# PROBLEM STATEMENT
Please list all lines of the material below in which the string "Bremspedal" occurs.

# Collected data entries
-- start --
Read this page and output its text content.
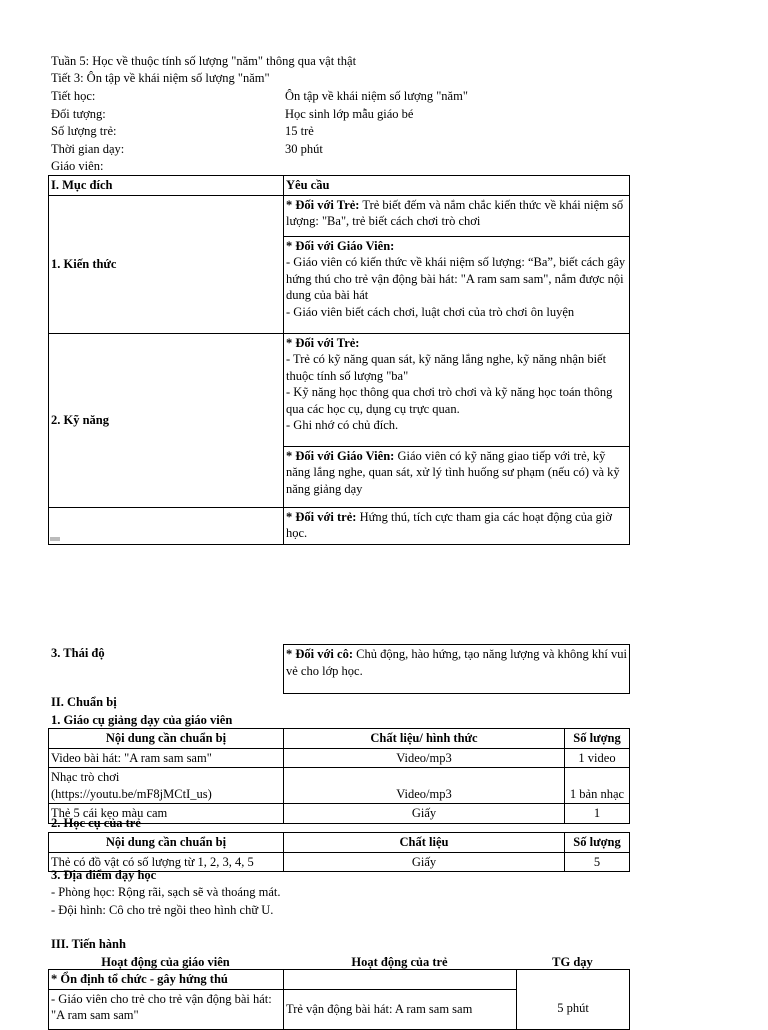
Tuần 5: Học về thuộc tính số lượng "năm" thông qua vật thật
Tiết 3: Ôn tập về khái niệm số lượng "năm"
Tiết học:	Ôn tập về khái niệm số lượng "năm"
Đối tượng:	Học sinh lớp mẫu giáo bé
Số lượng trẻ:	15 trẻ
Thời gian dạy:	30 phút
Giáo viên:
I. Mục đích	Yêu cầu
1. Kiến thức	* Đối với Trẻ: Trẻ biết đếm và nắm chắc kiến thức về khái niệm số lượng: "Ba", trẻ biết cách chơi trò chơi

	* Đối với Giáo Viên:
- Giáo viên có kiến thức về khái niệm số lượng: “Ba”, biết cách gây hứng thú cho trẻ vận động bài hát: "A ram sam sam", nắm được nội dung của bài hát
- Giáo viên biết cách chơi, luật chơi của trò chơi ôn luyện

2. Kỹ năng	* Đối với Trẻ:
- Trẻ có kỹ năng quan sát, kỹ năng lắng nghe, kỹ năng nhận biết thuộc tính số lượng "ba"
- Kỹ năng học thông qua chơi trò chơi và kỹ năng học toán thông qua các học cụ, dụng cụ trực quan.
- Ghi nhớ có chủ đích.

	* Đối với Giáo Viên: Giáo viên có kỹ năng giao tiếp với trẻ, kỹ năng lắng nghe, quan sát, xử lý tình huống sư phạm (nếu có) và kỹ năng giảng dạy
	* Đối với trẻ: Hứng thú, tích cực tham gia các hoạt động của giờ học.
3. Thái độ	* Đối với cô: Chủ động, hào hứng, tạo năng lượng và không khí vui vẻ cho lớp học.
II. Chuẩn bị
1. Giáo cụ giảng dạy của giáo viên
Nội dung cần chuẩn bị	Chất liệu/ hình thức	Số lượng
Video bài hát: "A ram sam sam"	Video/mp3	1 video
Nhạc trò chơi (https://youtu.be/mF8jMCtI_us)	Video/mp3	1 bản nhạc
Thẻ 5 cái kẹo màu cam	Giấy	1
2. Học cụ của trẻ
Nội dung cần chuẩn bị	Chất liệu	Số lượng
Thẻ có đồ vật có số lượng từ 1, 2, 3, 4, 5	Giấy	5
3. Địa điểm dạy học
- Phòng học: Rộng rãi, sạch sẽ và thoáng mát.
- Đội hình: Cô cho trẻ ngồi theo hình chữ U.
III. Tiến hành
Hoạt động của giáo viên	Hoạt động của trẻ	TG dạy
* Ổn định tổ chức - gây hứng thú		5 phút
- Giáo viên cho trẻ cho trẻ vận động bài hát: "A ram sam sam"	Trẻ vận động bài hát: A ram sam sam	
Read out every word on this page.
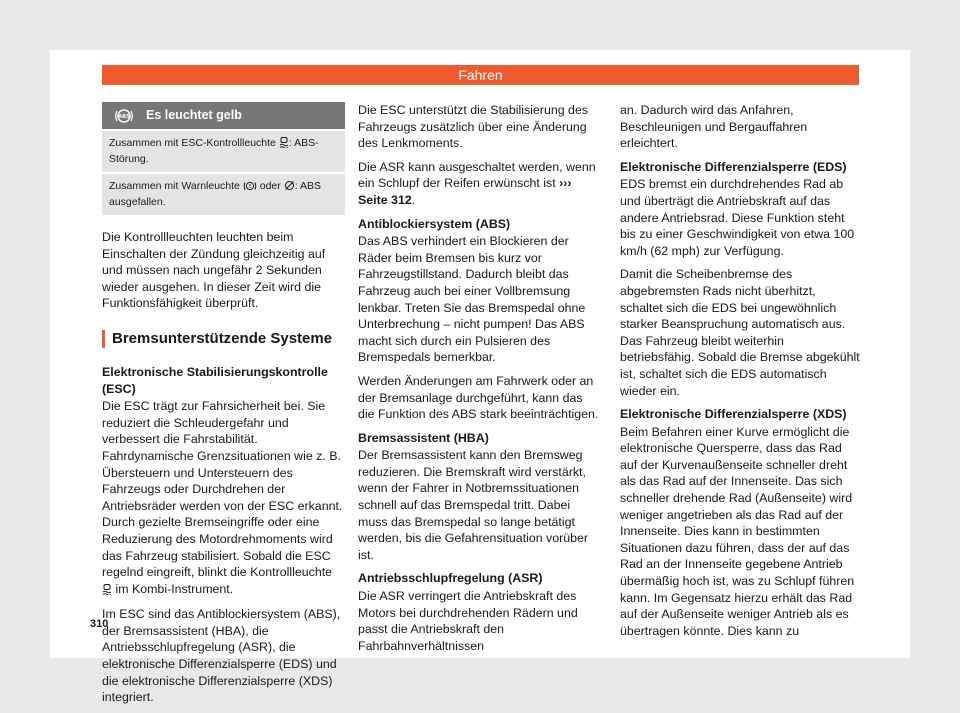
Fahren
ABS Es leuchtet gelb
Zusammen mit ESC-Kontrollleuchte : ABS-Störung.
Zusammen mit Warnleuchte ! oder : ABS ausgefallen.

Die Kontrollleuchten leuchten beim Einschalten der Zündung gleichzeitig auf und müssen nach ungefähr 2 Sekunden wieder ausgehen. In dieser Zeit wird die Funktionsfähigkeit überprüft.

Bremsunterstützende Systeme
Elektronische Stabilisierungskontrolle (ESC)

Die ESC trägt zur Fahrsicherheit bei. Sie reduziert die Schleudergefahr und verbessert die Fahrstabilität. Fahrdynamische Grenzsituationen wie z. B. Übersteuern und Untersteuern des Fahrzeugs oder Durchdrehen der Antriebsräder werden von der ESC erkannt. Durch gezielte Bremseingriffe oder eine Reduzierung des Motordrehmoments wird das Fahrzeug stabilisiert. Sobald die ESC regelnd eingreift, blinkt die Kontrollleuchte  im Kombi-Instrument.

Im ESC sind das Antiblockiersystem (ABS), der Bremsassistent (HBA), die Antriebsschlupfregelung (ASR), die elektronische Differenzialsperre (EDS) und die elektronische Differenzialsperre (XDS) integriert.

Die ESC unterstützt die Stabilisierung des Fahrzeugs zusätzlich über eine Änderung des Lenkmoments.

Die ASR kann ausgeschaltet werden, wenn ein Schlupf der Reifen erwünscht ist ››› Seite 312.

Antiblockiersystem (ABS)

Das ABS verhindert ein Blockieren der Räder beim Bremsen bis kurz vor Fahrzeugstillstand. Dadurch bleibt das Fahrzeug auch bei einer Vollbremsung lenkbar. Treten Sie das Bremspedal ohne Unterbrechung – nicht pumpen! Das ABS macht sich durch ein Pulsieren des Bremspedals bemerkbar.

Werden Änderungen am Fahrwerk oder an der Bremsanlage durchgeführt, kann das die Funktion des ABS stark beeinträchtigen.

Bremsassistent (HBA)

Der Bremsassistent kann den Bremsweg reduzieren. Die Bremskraft wird verstärkt, wenn der Fahrer in Notbremssituationen schnell auf das Bremspedal tritt. Dabei muss das Bremspedal so lange betätigt werden, bis die Gefahrensituation vorüber ist.

Antriebsschlupfregelung (ASR)

Die ASR verringert die Antriebskraft des Motors bei durchdrehenden Rädern und passt die Antriebskraft den Fahrbahnverhältnissen

an. Dadurch wird das Anfahren, Beschleunigen und Bergauffahren erleichtert.

Elektronische Differenzialsperre (EDS)

EDS bremst ein durchdrehendes Rad ab und überträgt die Antriebskraft auf das andere Antriebsrad. Diese Funktion steht bis zu einer Geschwindigkeit von etwa 100 km/h (62 mph) zur Verfügung.

Damit die Scheibenbremse des abgebremsten Rads nicht überhitzt, schaltet sich die EDS bei ungewöhnlich starker Beanspruchung automatisch aus. Das Fahrzeug bleibt weiterhin betriebsfähig. Sobald die Bremse abgekühlt ist, schaltet sich die EDS automatisch wieder ein.

Elektronische Differenzialsperre (XDS)

Beim Befahren einer Kurve ermöglicht die elektronische Quersperre, dass das Rad auf der Kurvenaußenseite schneller dreht als das Rad auf der Innenseite. Das sich schneller drehende Rad (Außenseite) wird weniger angetrieben als das Rad auf der Innenseite. Dies kann in bestimmten Situationen dazu führen, dass der auf das Rad an der Innenseite gegebene Antrieb übermäßig hoch ist, was zu Schlupf führen kann. Im Gegensatz hierzu erhält das Rad auf der Außenseite weniger Antrieb als es übertragen könnte. Dies kann zu

310
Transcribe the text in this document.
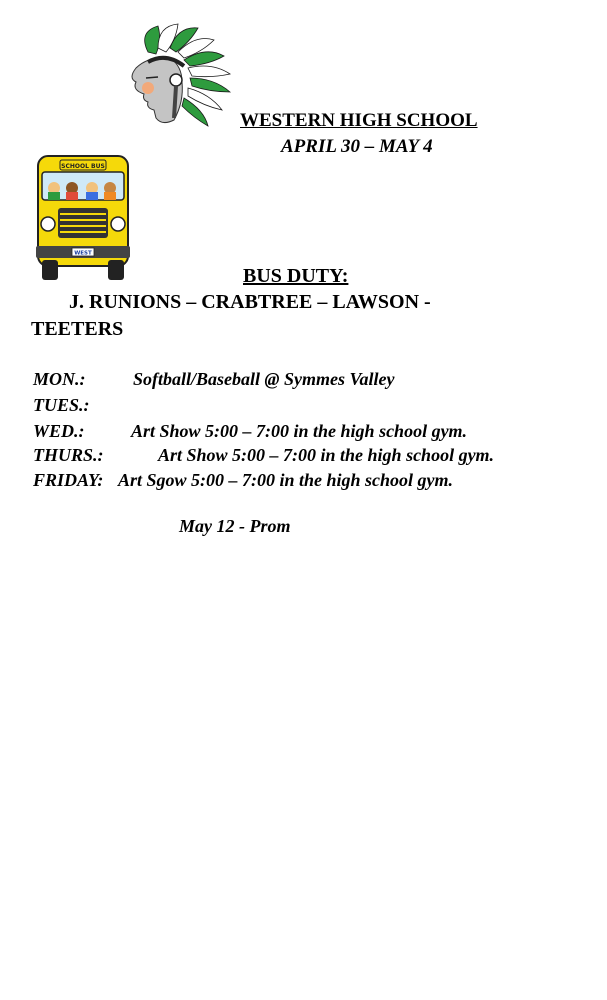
SCHOOL BUS
WEST
WESTERN HIGH SCHOOL
APRIL 30 – MAY 4
BUS DUTY:
J. RUNIONS – CRABTREE – LAWSON -
TEETERS
MON.:	Softball/Baseball @ Symmes Valley
TUES.:
WED.:	Art Show 5:00 – 7:00 in the high school gym.
THURS.:	Art Show 5:00 – 7:00 in the high school gym.
FRIDAY: Art Sgow 5:00 – 7:00 in the high school gym.
May 12 - Prom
-- end --
# TASK RESPONSE
Das ABS verhindert ein Blockieren der Räder beim Bremsen bis kurz vor Fahrzeugstillstand. Dadurch bleibt das Fahrzeug auch bei einer Vollbremsung lenkbar. Treten Sie das Bremspedal ohne Unterbrechung – nicht pumpen! Das ABS macht sich durch ein Pulsieren des Bremspedals bemerkbar.
Der Bremsassistent kann den Bremsweg reduzieren. Die Bremskraft wird verstärkt, wenn der Fahrer in Notbremssituationen schnell auf das Bremspedal tritt. Dabei muss das Bremspedal so lange betätigt werden, bis die Gefahrensituation vorüber ist.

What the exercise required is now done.